The listing below is to be output in its exact form.

Start Given information

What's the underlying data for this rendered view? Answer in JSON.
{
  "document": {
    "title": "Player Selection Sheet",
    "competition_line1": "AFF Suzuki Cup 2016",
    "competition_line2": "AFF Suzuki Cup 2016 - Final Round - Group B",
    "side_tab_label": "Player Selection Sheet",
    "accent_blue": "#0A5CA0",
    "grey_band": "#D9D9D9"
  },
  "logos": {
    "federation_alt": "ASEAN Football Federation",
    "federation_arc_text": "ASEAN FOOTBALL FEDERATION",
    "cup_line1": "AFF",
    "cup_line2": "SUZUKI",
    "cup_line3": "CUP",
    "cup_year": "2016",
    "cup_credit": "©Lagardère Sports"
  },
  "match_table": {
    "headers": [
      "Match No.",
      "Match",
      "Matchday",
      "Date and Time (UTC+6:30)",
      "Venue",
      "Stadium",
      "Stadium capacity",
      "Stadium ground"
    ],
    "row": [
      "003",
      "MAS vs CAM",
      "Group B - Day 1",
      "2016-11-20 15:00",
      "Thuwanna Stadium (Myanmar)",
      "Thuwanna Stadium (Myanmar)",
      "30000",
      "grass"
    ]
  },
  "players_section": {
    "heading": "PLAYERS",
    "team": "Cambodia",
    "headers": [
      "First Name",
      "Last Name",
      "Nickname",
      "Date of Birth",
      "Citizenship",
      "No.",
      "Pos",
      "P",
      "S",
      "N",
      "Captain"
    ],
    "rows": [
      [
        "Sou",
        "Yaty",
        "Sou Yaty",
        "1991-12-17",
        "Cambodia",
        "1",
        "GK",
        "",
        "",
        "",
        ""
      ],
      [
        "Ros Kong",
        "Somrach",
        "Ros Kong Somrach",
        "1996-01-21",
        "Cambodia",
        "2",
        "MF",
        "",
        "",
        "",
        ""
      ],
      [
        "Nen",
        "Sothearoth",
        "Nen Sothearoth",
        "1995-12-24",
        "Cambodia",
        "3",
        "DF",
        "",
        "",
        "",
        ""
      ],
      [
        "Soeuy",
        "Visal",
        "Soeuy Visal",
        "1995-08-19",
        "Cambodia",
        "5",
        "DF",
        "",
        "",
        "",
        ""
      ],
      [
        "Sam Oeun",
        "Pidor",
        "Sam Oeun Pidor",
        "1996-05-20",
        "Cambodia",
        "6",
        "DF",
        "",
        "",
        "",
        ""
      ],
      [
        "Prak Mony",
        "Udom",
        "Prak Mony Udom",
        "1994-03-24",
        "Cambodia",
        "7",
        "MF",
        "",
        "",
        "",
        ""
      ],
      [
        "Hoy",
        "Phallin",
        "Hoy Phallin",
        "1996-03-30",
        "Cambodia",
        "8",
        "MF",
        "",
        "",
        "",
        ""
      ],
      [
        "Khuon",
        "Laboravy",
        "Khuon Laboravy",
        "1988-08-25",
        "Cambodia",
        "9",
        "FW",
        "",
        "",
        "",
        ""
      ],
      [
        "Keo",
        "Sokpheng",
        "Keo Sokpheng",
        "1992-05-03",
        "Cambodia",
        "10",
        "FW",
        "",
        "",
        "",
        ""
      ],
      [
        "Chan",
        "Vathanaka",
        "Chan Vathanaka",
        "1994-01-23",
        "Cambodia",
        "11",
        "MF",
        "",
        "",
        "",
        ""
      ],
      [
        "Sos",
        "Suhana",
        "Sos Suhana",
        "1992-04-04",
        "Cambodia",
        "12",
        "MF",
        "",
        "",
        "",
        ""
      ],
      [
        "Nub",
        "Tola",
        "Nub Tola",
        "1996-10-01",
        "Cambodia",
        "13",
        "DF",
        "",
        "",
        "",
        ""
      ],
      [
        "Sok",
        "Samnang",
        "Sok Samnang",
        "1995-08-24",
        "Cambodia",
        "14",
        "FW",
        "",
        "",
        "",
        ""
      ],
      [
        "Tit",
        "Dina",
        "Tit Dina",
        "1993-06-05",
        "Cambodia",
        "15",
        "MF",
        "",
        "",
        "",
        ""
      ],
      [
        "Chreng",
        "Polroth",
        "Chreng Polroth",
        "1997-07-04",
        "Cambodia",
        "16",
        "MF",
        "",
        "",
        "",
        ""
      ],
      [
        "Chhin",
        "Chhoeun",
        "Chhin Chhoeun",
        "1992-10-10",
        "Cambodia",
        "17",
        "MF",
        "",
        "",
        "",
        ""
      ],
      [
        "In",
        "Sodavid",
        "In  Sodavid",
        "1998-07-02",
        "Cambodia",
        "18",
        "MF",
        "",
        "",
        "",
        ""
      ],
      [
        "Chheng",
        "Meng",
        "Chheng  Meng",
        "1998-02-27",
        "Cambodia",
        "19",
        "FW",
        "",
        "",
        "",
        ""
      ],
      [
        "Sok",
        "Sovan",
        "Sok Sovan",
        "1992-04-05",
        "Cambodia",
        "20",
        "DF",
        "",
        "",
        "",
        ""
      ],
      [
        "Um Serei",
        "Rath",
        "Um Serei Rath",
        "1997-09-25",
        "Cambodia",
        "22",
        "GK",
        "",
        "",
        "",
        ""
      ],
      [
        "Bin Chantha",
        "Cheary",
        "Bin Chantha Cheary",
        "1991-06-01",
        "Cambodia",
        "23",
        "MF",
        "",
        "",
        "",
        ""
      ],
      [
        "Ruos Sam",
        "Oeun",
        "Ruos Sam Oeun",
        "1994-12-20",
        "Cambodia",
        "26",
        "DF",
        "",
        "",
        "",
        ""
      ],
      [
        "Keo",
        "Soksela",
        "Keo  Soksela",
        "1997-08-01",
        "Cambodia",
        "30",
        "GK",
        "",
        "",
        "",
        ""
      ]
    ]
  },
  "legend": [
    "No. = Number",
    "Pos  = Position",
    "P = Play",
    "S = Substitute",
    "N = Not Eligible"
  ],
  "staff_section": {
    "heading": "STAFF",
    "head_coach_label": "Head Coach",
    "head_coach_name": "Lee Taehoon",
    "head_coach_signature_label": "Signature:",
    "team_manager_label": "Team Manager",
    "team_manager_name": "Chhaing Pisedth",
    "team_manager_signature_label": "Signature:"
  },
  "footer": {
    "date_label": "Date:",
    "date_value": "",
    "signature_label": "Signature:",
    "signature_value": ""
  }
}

End Given information

Reply -
What's the underlying data for this rendered view? Answer in JSON.
{
  "document": {
    "title": "Player Selection Sheet",
    "competition_line1": "AFF Suzuki Cup 2016",
    "competition_line2": "AFF Suzuki Cup 2016 - Final Round - Group B",
    "side_tab_label": "Player Selection Sheet",
    "accent_blue": "#0A5CA0",
    "grey_band": "#D9D9D9"
  },
  "logos": {
    "federation_alt": "ASEAN Football Federation",
    "federation_arc_text": "ASEAN FOOTBALL FEDERATION",
    "cup_line1": "AFF",
    "cup_line2": "SUZUKI",
    "cup_line3": "CUP",
    "cup_year": "2016",
    "cup_credit": "©Lagardère Sports"
  },
  "match_table": {
    "headers": [
      "Match No.",
      "Match",
      "Matchday",
      "Date and Time (UTC+6:30)",
      "Venue",
      "Stadium",
      "Stadium capacity",
      "Stadium ground"
    ],
    "row": [
      "003",
      "MAS vs CAM",
      "Group B - Day 1",
      "2016-11-20 15:00",
      "Thuwanna Stadium (Myanmar)",
      "Thuwanna Stadium (Myanmar)",
      "30000",
      "grass"
    ]
  },
  "players_section": {
    "heading": "PLAYERS",
    "team": "Cambodia",
    "headers": [
      "First Name",
      "Last Name",
      "Nickname",
      "Date of Birth",
      "Citizenship",
      "No.",
      "Pos",
      "P",
      "S",
      "N",
      "Captain"
    ],
    "rows": [
      [
        "Sou",
        "Yaty",
        "Sou Yaty",
        "1991-12-17",
        "Cambodia",
        "1",
        "GK",
        "",
        "",
        "",
        ""
      ],
      [
        "Ros Kong",
        "Somrach",
        "Ros Kong Somrach",
        "1996-01-21",
        "Cambodia",
        "2",
        "MF",
        "",
        "",
        "",
        ""
      ],
      [
        "Nen",
        "Sothearoth",
        "Nen Sothearoth",
        "1995-12-24",
        "Cambodia",
        "3",
        "DF",
        "",
        "",
        "",
        ""
      ],
      [
        "Soeuy",
        "Visal",
        "Soeuy Visal",
        "1995-08-19",
        "Cambodia",
        "5",
        "DF",
        "",
        "",
        "",
        ""
      ],
      [
        "Sam Oeun",
        "Pidor",
        "Sam Oeun Pidor",
        "1996-05-20",
        "Cambodia",
        "6",
        "DF",
        "",
        "",
        "",
        ""
      ],
      [
        "Prak Mony",
        "Udom",
        "Prak Mony Udom",
        "1994-03-24",
        "Cambodia",
        "7",
        "MF",
        "",
        "",
        "",
        ""
      ],
      [
        "Hoy",
        "Phallin",
        "Hoy Phallin",
        "1996-03-30",
        "Cambodia",
        "8",
        "MF",
        "",
        "",
        "",
        ""
      ],
      [
        "Khuon",
        "Laboravy",
        "Khuon Laboravy",
        "1988-08-25",
        "Cambodia",
        "9",
        "FW",
        "",
        "",
        "",
        ""
      ],
      [
        "Keo",
        "Sokpheng",
        "Keo Sokpheng",
        "1992-05-03",
        "Cambodia",
        "10",
        "FW",
        "",
        "",
        "",
        ""
      ],
      [
        "Chan",
        "Vathanaka",
        "Chan Vathanaka",
        "1994-01-23",
        "Cambodia",
        "11",
        "MF",
        "",
        "",
        "",
        ""
      ],
      [
        "Sos",
        "Suhana",
        "Sos Suhana",
        "1992-04-04",
        "Cambodia",
        "12",
        "MF",
        "",
        "",
        "",
        ""
      ],
      [
        "Nub",
        "Tola",
        "Nub Tola",
        "1996-10-01",
        "Cambodia",
        "13",
        "DF",
        "",
        "",
        "",
        ""
      ],
      [
        "Sok",
        "Samnang",
        "Sok Samnang",
        "1995-08-24",
        "Cambodia",
        "14",
        "FW",
        "",
        "",
        "",
        ""
      ],
      [
        "Tit",
        "Dina",
        "Tit Dina",
        "1993-06-05",
        "Cambodia",
        "15",
        "MF",
        "",
        "",
        "",
        ""
      ],
      [
        "Chreng",
        "Polroth",
        "Chreng Polroth",
        "1997-07-04",
        "Cambodia",
        "16",
        "MF",
        "",
        "",
        "",
        ""
      ],
      [
        "Chhin",
        "Chhoeun",
        "Chhin Chhoeun",
        "1992-10-10",
        "Cambodia",
        "17",
        "MF",
        "",
        "",
        "",
        ""
      ],
      [
        "In",
        "Sodavid",
        "In  Sodavid",
        "1998-07-02",
        "Cambodia",
        "18",
        "MF",
        "",
        "",
        "",
        ""
      ],
      [
        "Chheng",
        "Meng",
        "Chheng  Meng",
        "1998-02-27",
        "Cambodia",
        "19",
        "FW",
        "",
        "",
        "",
        ""
      ],
      [
        "Sok",
        "Sovan",
        "Sok Sovan",
        "1992-04-05",
        "Cambodia",
        "20",
        "DF",
        "",
        "",
        "",
        ""
      ],
      [
        "Um Serei",
        "Rath",
        "Um Serei Rath",
        "1997-09-25",
        "Cambodia",
        "22",
        "GK",
        "",
        "",
        "",
        ""
      ],
      [
        "Bin Chantha",
        "Cheary",
        "Bin Chantha Cheary",
        "1991-06-01",
        "Cambodia",
        "23",
        "MF",
        "",
        "",
        "",
        ""
      ],
      [
        "Ruos Sam",
        "Oeun",
        "Ruos Sam Oeun",
        "1994-12-20",
        "Cambodia",
        "26",
        "DF",
        "",
        "",
        "",
        ""
      ],
      [
        "Keo",
        "Soksela",
        "Keo  Soksela",
        "1997-08-01",
        "Cambodia",
        "30",
        "GK",
        "",
        "",
        "",
        ""
      ]
    ]
  },
  "legend": [
    "No. = Number",
    "Pos  = Position",
    "P = Play",
    "S = Substitute",
    "N = Not Eligible"
  ],
  "staff_section": {
    "heading": "STAFF",
    "head_coach_label": "Head Coach",
    "head_coach_name": "Lee Taehoon",
    "head_coach_signature_label": "Signature:",
    "team_manager_label": "Team Manager",
    "team_manager_name": "Chhaing Pisedth",
    "team_manager_signature_label": "Signature:"
  },
  "footer": {
    "date_label": "Date:",
    "date_value": "",
    "signature_label": "Signature:",
    "signature_value": ""
  }
}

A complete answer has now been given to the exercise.